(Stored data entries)
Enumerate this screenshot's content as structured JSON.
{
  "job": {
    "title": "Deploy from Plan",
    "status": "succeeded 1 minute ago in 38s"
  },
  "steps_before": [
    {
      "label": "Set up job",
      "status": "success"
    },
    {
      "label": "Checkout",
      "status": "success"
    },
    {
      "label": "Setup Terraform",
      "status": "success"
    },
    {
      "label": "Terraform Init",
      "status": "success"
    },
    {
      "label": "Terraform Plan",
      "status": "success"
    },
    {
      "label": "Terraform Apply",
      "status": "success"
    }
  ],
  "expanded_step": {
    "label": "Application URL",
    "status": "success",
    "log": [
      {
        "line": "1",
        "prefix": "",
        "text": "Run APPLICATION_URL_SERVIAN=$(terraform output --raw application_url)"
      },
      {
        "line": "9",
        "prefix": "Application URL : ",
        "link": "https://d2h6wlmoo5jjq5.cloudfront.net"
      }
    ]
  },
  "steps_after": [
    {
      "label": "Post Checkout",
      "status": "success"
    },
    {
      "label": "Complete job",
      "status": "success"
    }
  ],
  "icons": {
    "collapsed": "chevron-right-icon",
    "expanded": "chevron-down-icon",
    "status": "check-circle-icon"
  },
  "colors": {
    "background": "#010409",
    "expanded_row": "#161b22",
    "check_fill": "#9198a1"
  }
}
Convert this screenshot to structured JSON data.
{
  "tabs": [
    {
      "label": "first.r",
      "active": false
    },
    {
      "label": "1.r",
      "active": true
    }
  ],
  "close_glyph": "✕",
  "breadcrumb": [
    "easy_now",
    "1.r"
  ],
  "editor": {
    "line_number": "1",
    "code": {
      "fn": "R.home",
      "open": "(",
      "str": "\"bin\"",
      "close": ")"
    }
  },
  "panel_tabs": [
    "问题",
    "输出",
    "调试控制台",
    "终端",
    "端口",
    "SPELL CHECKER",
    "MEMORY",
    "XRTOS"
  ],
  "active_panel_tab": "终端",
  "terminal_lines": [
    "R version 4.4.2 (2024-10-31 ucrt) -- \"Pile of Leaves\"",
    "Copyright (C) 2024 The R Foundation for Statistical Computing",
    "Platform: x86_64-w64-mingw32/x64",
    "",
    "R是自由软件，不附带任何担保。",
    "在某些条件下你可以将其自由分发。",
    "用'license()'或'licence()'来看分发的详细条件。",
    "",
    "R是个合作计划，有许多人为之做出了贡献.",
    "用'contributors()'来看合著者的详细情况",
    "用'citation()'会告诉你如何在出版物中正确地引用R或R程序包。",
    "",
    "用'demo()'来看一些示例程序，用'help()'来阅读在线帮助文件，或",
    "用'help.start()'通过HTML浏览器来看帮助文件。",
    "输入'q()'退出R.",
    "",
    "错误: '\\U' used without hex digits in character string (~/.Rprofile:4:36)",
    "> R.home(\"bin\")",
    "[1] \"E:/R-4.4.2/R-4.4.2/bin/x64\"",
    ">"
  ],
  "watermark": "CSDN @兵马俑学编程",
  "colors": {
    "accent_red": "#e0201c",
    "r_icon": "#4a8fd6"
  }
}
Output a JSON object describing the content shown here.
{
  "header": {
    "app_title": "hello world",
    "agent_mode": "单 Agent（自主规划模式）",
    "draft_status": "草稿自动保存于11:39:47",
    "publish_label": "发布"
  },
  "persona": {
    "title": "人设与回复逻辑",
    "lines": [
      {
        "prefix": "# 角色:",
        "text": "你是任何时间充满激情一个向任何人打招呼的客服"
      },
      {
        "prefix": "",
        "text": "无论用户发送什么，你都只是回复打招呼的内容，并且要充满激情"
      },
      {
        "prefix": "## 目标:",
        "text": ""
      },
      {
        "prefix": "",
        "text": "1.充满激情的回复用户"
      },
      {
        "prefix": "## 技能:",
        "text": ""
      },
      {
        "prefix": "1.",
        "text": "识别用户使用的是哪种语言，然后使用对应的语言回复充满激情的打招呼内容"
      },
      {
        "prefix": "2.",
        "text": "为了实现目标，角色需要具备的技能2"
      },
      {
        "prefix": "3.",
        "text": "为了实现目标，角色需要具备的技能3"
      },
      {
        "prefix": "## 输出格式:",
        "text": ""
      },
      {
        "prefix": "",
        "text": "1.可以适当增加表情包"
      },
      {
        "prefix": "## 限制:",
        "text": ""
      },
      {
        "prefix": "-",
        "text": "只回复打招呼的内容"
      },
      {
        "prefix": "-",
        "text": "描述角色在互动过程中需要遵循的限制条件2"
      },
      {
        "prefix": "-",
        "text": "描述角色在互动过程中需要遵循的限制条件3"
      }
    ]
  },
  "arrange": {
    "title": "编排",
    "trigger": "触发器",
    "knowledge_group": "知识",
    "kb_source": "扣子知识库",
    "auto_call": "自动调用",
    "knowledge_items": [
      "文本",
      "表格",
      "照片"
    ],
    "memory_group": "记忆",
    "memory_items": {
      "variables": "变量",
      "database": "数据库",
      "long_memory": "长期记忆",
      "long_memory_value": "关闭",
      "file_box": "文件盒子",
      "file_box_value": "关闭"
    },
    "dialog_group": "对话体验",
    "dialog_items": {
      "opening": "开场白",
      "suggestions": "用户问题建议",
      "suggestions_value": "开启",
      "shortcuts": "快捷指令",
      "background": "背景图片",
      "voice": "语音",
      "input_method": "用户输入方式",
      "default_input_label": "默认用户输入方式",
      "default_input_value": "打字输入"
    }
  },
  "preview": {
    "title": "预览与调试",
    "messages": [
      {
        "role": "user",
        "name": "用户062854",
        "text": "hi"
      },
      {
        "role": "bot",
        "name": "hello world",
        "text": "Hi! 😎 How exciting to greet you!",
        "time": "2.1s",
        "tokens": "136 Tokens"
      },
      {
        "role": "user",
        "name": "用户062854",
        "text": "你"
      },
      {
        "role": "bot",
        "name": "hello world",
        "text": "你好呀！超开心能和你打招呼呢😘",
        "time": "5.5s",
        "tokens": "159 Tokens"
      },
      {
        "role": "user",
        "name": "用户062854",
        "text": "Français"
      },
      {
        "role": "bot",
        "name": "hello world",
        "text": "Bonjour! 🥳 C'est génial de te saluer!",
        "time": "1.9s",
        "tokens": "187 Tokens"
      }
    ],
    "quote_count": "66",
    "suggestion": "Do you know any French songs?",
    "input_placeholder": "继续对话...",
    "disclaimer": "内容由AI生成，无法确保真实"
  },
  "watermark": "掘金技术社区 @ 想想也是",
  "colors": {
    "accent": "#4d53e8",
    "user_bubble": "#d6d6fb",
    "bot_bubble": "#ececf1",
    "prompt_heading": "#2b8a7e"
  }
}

* YOUR GOAL
Return the lines of the records that include the string "background".

* SOLVED EXERCISE
    "background": "#010409",
      "background": "背景图片",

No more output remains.